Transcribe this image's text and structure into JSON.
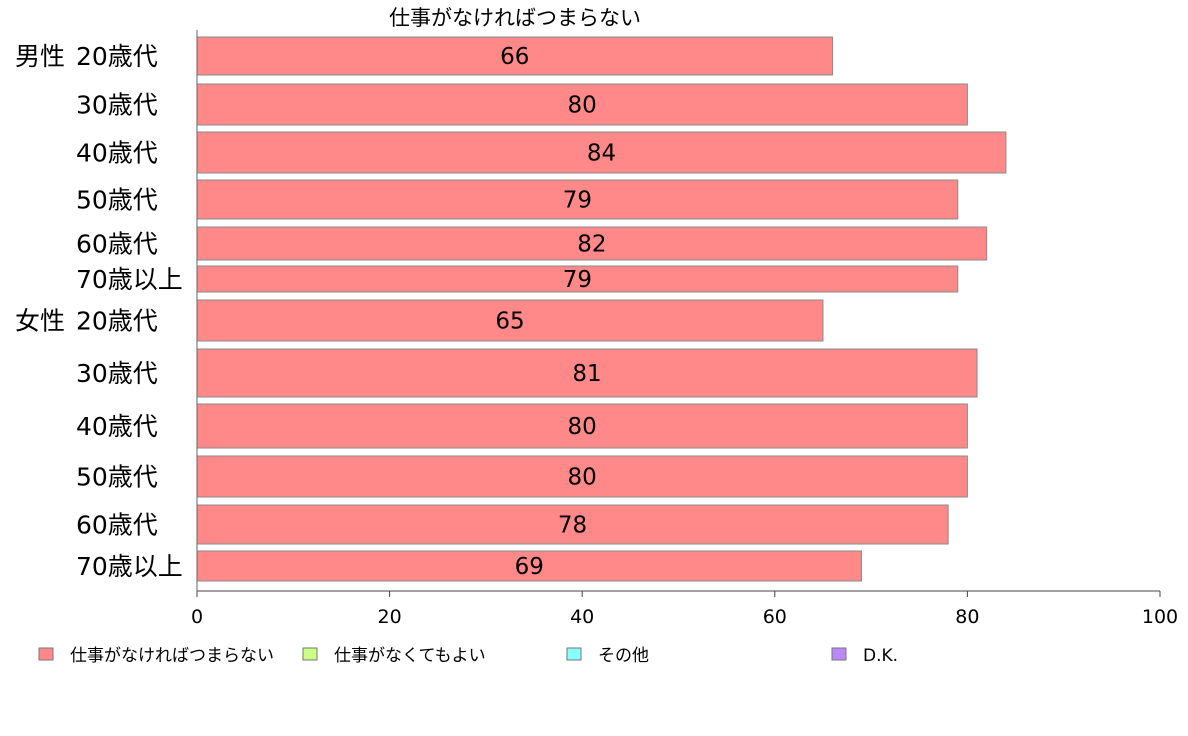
{
  "chart_data": {
    "type": "bar",
    "orientation": "horizontal",
    "title": "仕事がなければつまらない",
    "groups": [
      "男性",
      "女性"
    ],
    "categories": [
      "20歳代",
      "30歳代",
      "40歳代",
      "50歳代",
      "60歳代",
      "70歳以上",
      "20歳代",
      "30歳代",
      "40歳代",
      "50歳代",
      "60歳代",
      "70歳以上"
    ],
    "series": [
      {
        "name": "仕事がなければつまらない",
        "color": "#ff8888",
        "values": [
          66,
          80,
          84,
          79,
          82,
          79,
          65,
          81,
          80,
          80,
          78,
          69
        ]
      }
    ],
    "xlim": [
      0,
      100
    ],
    "xticks": [
      0,
      20,
      40,
      60,
      80,
      100
    ],
    "grid": false,
    "legend": {
      "position": "bottom",
      "entries": [
        {
          "label": "仕事がなければつまらない",
          "color": "#ff8888"
        },
        {
          "label": "仕事がなくてもよい",
          "color": "#ccff88"
        },
        {
          "label": "その他",
          "color": "#88ffff"
        },
        {
          "label": "D.K.",
          "color": "#bb88ff"
        }
      ]
    }
  }
}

**Written request**
Transcribe the preceding listing in its entirety and with exact wording, leaving out pictures.

**Response**
Transcribe this image's text and structure into JSON.
{
  "chart_data": {
    "type": "bar",
    "orientation": "horizontal",
    "title": "仕事がなければつまらない",
    "groups": [
      "男性",
      "女性"
    ],
    "categories": [
      "20歳代",
      "30歳代",
      "40歳代",
      "50歳代",
      "60歳代",
      "70歳以上",
      "20歳代",
      "30歳代",
      "40歳代",
      "50歳代",
      "60歳代",
      "70歳以上"
    ],
    "series": [
      {
        "name": "仕事がなければつまらない",
        "color": "#ff8888",
        "values": [
          66,
          80,
          84,
          79,
          82,
          79,
          65,
          81,
          80,
          80,
          78,
          69
        ]
      }
    ],
    "xlim": [
      0,
      100
    ],
    "xticks": [
      0,
      20,
      40,
      60,
      80,
      100
    ],
    "grid": false,
    "legend": {
      "position": "bottom",
      "entries": [
        {
          "label": "仕事がなければつまらない",
          "color": "#ff8888"
        },
        {
          "label": "仕事がなくてもよい",
          "color": "#ccff88"
        },
        {
          "label": "その他",
          "color": "#88ffff"
        },
        {
          "label": "D.K.",
          "color": "#bb88ff"
        }
      ]
    }
  }
}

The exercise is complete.